[TASK BRIEF]
Say how many lines of the listing below contain "times", giving the number and nothing else.

Stored entries:
╔══
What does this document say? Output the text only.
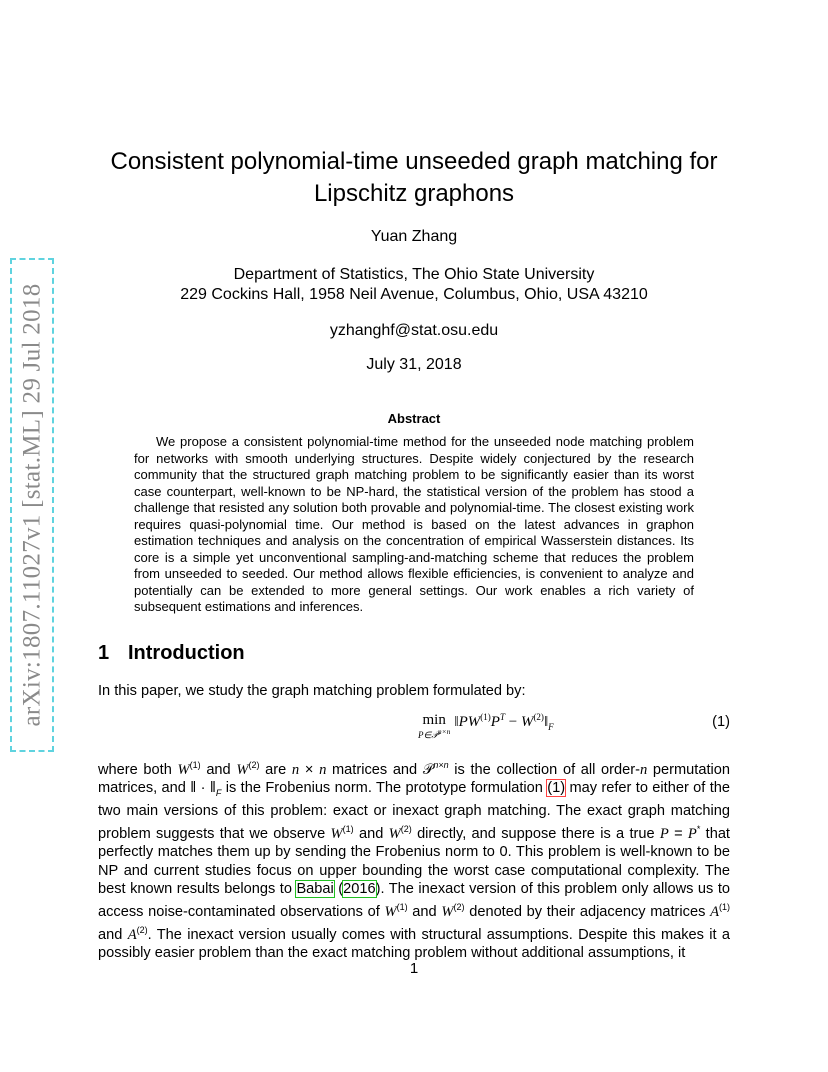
arXiv:1807.11027v1 [stat.ML] 29 Jul 2018
Consistent polynomial-time unseeded graph matching for Lipschitz graphons
Yuan Zhang
Department of Statistics, The Ohio State University
229 Cockins Hall, 1958 Neil Avenue, Columbus, Ohio, USA 43210
yzhanghf@stat.osu.edu
July 31, 2018
Abstract

We propose a consistent polynomial-time method for the unseeded node matching problem for networks with smooth underlying structures. Despite widely conjectured by the research community that the structured graph matching problem to be significantly easier than its worst case counterpart, well-known to be NP-hard, the statistical version of the problem has stood a challenge that resisted any solution both provable and polynomial-time. The closest existing work requires quasi-polynomial time. Our method is based on the latest advances in graphon estimation techniques and analysis on the concentration of empirical Wasserstein distances. Its core is a simple yet unconventional sampling-and-matching scheme that reduces the problem from unseeded to seeded. Our method allows flexible efficiencies, is convenient to analyze and potentially can be extended to more general settings. Our work enables a rich variety of subsequent estimations and inferences.

1 Introduction

In this paper, we study the graph matching problem formulated by:

min
P∈𝒫$^{n\times n}$
$‖PW^{(1)}P^T$ − $W^{(2)}‖_F$	(1)

where both $W^{(1)}$ and $W^{(2)}$ are n × n matrices and 𝒫$^{n\times n}$ is the collection of all order-n permutation matrices, and ‖ · $‖_F$ is the Frobenius norm. The prototype formulation (1) may refer to either of the two main versions of this problem: exact or inexact graph matching. The exact graph matching problem suggests that we observe $W^{(1)}$ and $W^{(2)}$ directly, and suppose there is a true P = P* that perfectly matches them up by sending the Frobenius norm to 0. This problem is well-known to be NP and current studies focus on upper bounding the worst case computational complexity. The best known results belongs to Babai (2016). The inexact version of this problem only allows us to access noise-contaminated observations of $W^{(1)}$ and $W^{(2)}$ denoted by their adjacency matrices $A^{(1)}$ and $A^{(2)}$. The inexact version usually comes with structural assumptions. Despite this makes it a possibly easier problem than the exact matching problem without additional assumptions, it

1
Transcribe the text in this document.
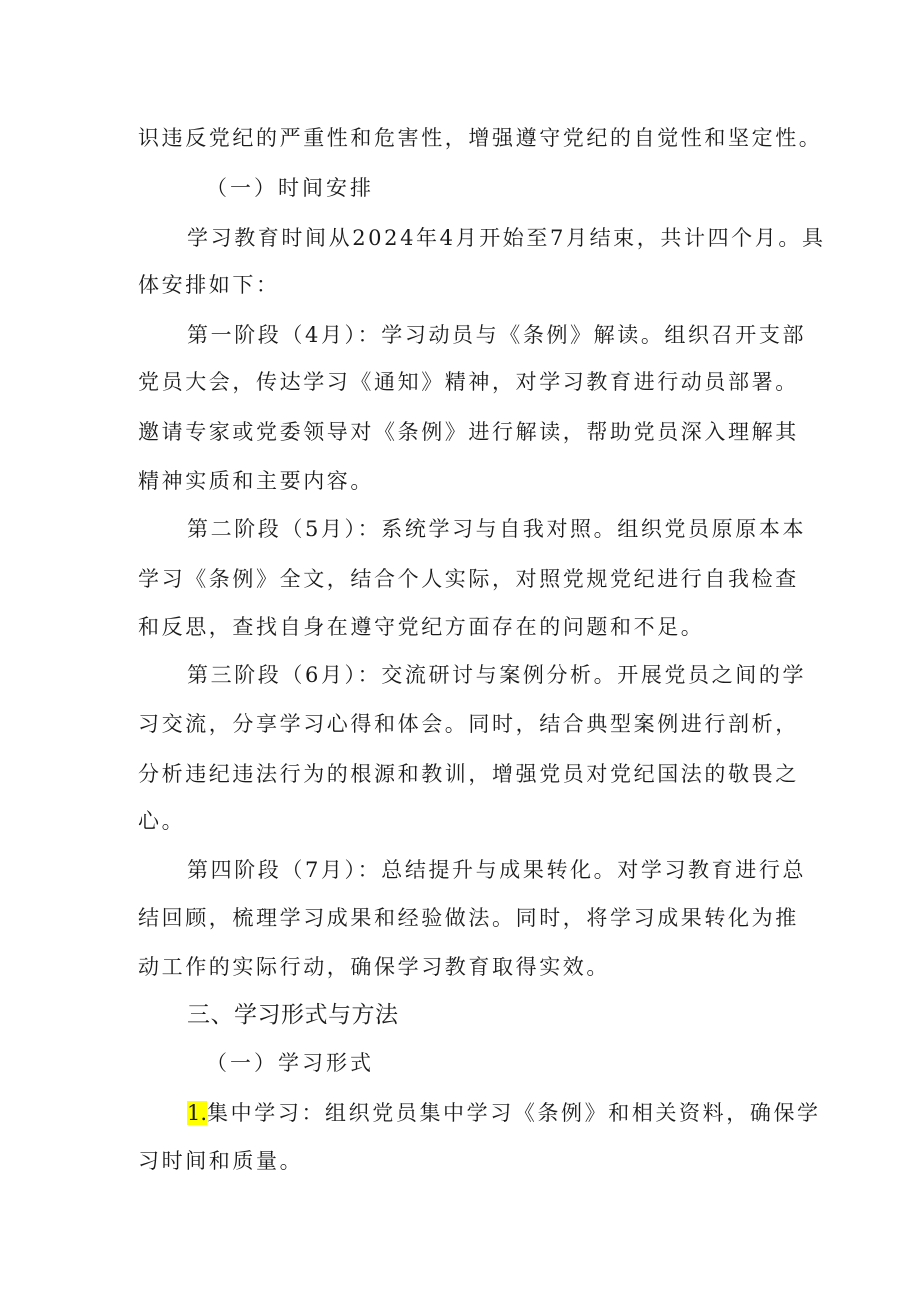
识违反党纪的严重性和危害性，增强遵守党纪的自觉性和坚定性。
（一）时间安排
学习教育时间从2024年4月开始至7月结束，共计四个月。具
体安排如下：
第一阶段（4月）：学习动员与《条例》解读。组织召开支部
党员大会，传达学习《通知》精神，对学习教育进行动员部署。
邀请专家或党委领导对《条例》进行解读，帮助党员深入理解其
精神实质和主要内容。
第二阶段（5月）：系统学习与自我对照。组织党员原原本本
学习《条例》全文，结合个人实际，对照党规党纪进行自我检查
和反思，查找自身在遵守党纪方面存在的问题和不足。
第三阶段（6月）：交流研讨与案例分析。开展党员之间的学
习交流，分享学习心得和体会。同时，结合典型案例进行剖析，
分析违纪违法行为的根源和教训，增强党员对党纪国法的敬畏之
心。
第四阶段（7月）：总结提升与成果转化。对学习教育进行总
结回顾，梳理学习成果和经验做法。同时，将学习成果转化为推
动工作的实际行动，确保学习教育取得实效。
三、学习形式与方法
（一）学习形式
1.集中学习：组织党员集中学习《条例》和相关资料，确保学
习时间和质量。
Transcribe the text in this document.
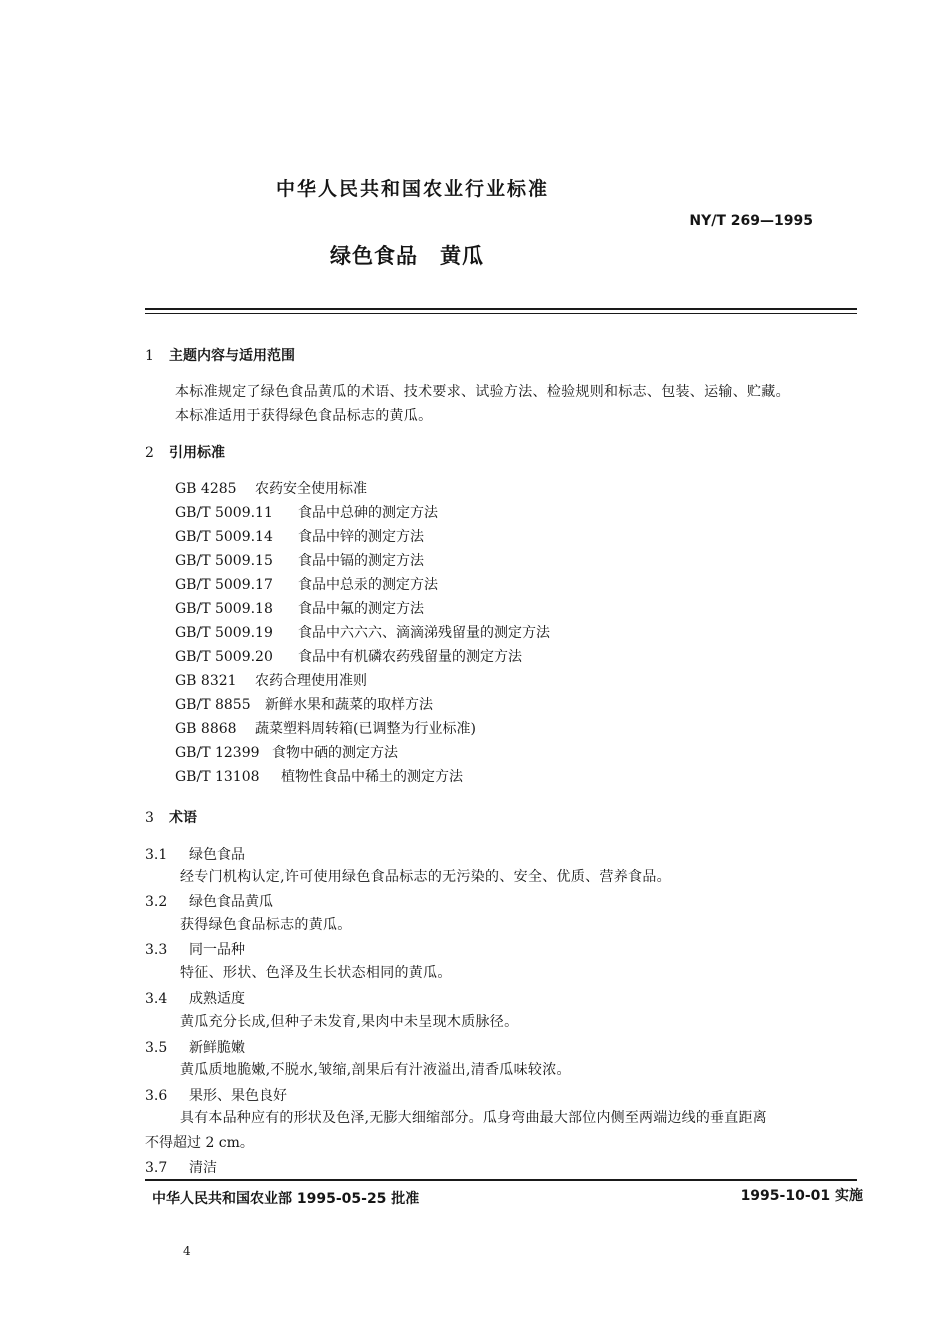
中华人民共和国农业行业标准
NY/T 269—1995
绿色食品　黄瓜
1 主题内容与适用范围
本标准规定了绿色食品黄瓜的术语、技术要求、试验方法、检验规则和标志、包装、运输、贮藏。
本标准适用于获得绿色食品标志的黄瓜。
2 引用标准
GB 4285 农药安全使用标准
GB/T 5009.11 食品中总砷的测定方法
GB/T 5009.14 食品中锌的测定方法
GB/T 5009.15 食品中镉的测定方法
GB/T 5009.17 食品中总汞的测定方法
GB/T 5009.18 食品中氟的测定方法
GB/T 5009.19 食品中六六六、滴滴涕残留量的测定方法
GB/T 5009.20 食品中有机磷农药残留量的测定方法
GB 8321 农药合理使用准则
GB/T 8855 新鲜水果和蔬菜的取样方法
GB 8868 蔬菜塑料周转箱(已调整为行业标准)
GB/T 12399 食物中硒的测定方法
GB/T 13108 植物性食品中稀土的测定方法
3 术语
3.1 绿色食品
经专门机构认定,许可使用绿色食品标志的无污染的、安全、优质、营养食品。
3.2 绿色食品黄瓜
获得绿色食品标志的黄瓜。
3.3 同一品种
特征、形状、色泽及生长状态相同的黄瓜。
3.4 成熟适度
黄瓜充分长成,但种子未发育,果肉中未呈现木质脉径。
3.5 新鲜脆嫩
黄瓜质地脆嫩,不脱水,皱缩,剖果后有汁液溢出,清香瓜味较浓。
3.6 果形、果色良好
具有本品种应有的形状及色泽,无膨大细缩部分。瓜身弯曲最大部位内侧至两端边线的垂直距离
不得超过 2 cm。
3.7 清洁
中华人民共和国农业部 1995-05-25 批准	1995-10-01 实施
4
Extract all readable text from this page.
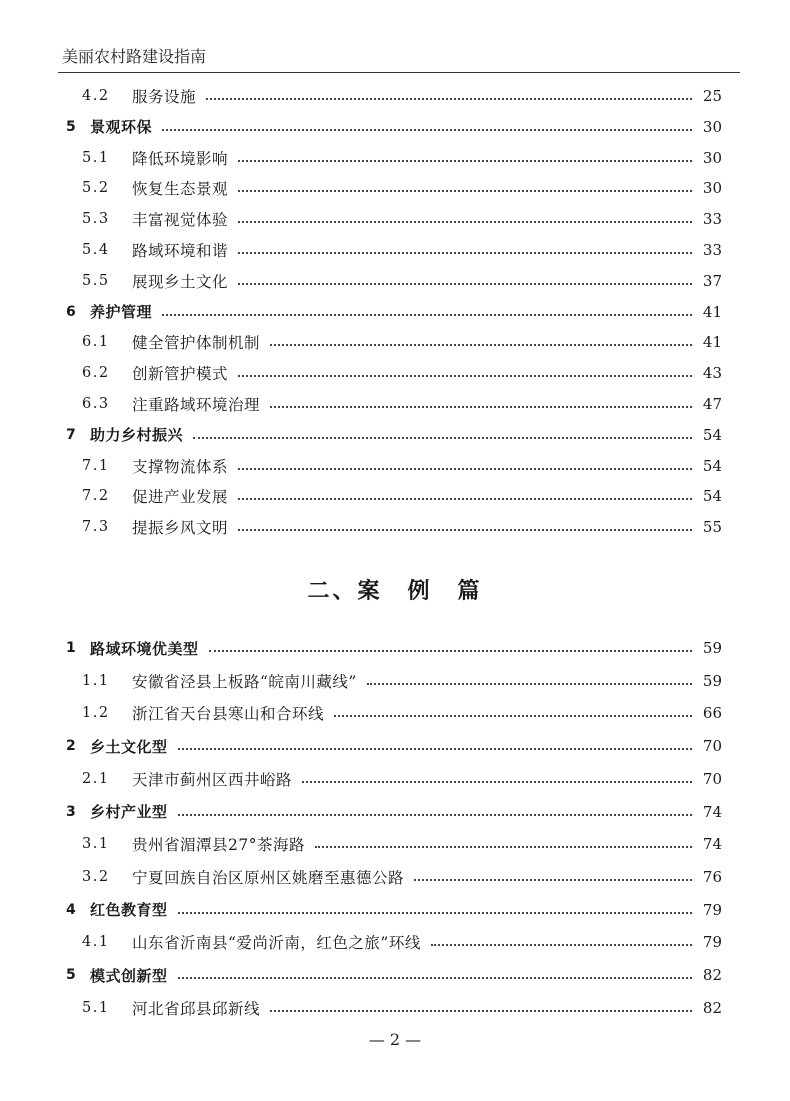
美丽农村路建设指南
4.2	服务设施	25
5 景观环保	30
5.1	降低环境影响	30
5.2	恢复生态景观	30
5.3	丰富视觉体验	33
5.4	路域环境和谐	33
5.5	展现乡土文化	37
6 养护管理	41
6.1	健全管护体制机制	41
6.2	创新管护模式	43
6.3	注重路域环境治理	47
7 助力乡村振兴	54
7.1	支撑物流体系	54
7.2	促进产业发展	54
7.3	提振乡风文明	55
二、案　例　篇
1 路域环境优美型	59
1.1	安徽省泾县上板路“皖南川藏线”	59
1.2	浙江省天台县寒山和合环线	66
2 乡土文化型	70
2.1	天津市蓟州区西井峪路	70
3 乡村产业型	74
3.1	贵州省湄潭县27°茶海路	74
3.2	宁夏回族自治区原州区姚磨至惠德公路	76
4 红色教育型	79
4.1	山东省沂南县“爱尚沂南，红色之旅”环线	79
5 模式创新型	82
5.1	河北省邱县邱新线	82
— 2 —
╚══
[IN RESPONSE]
2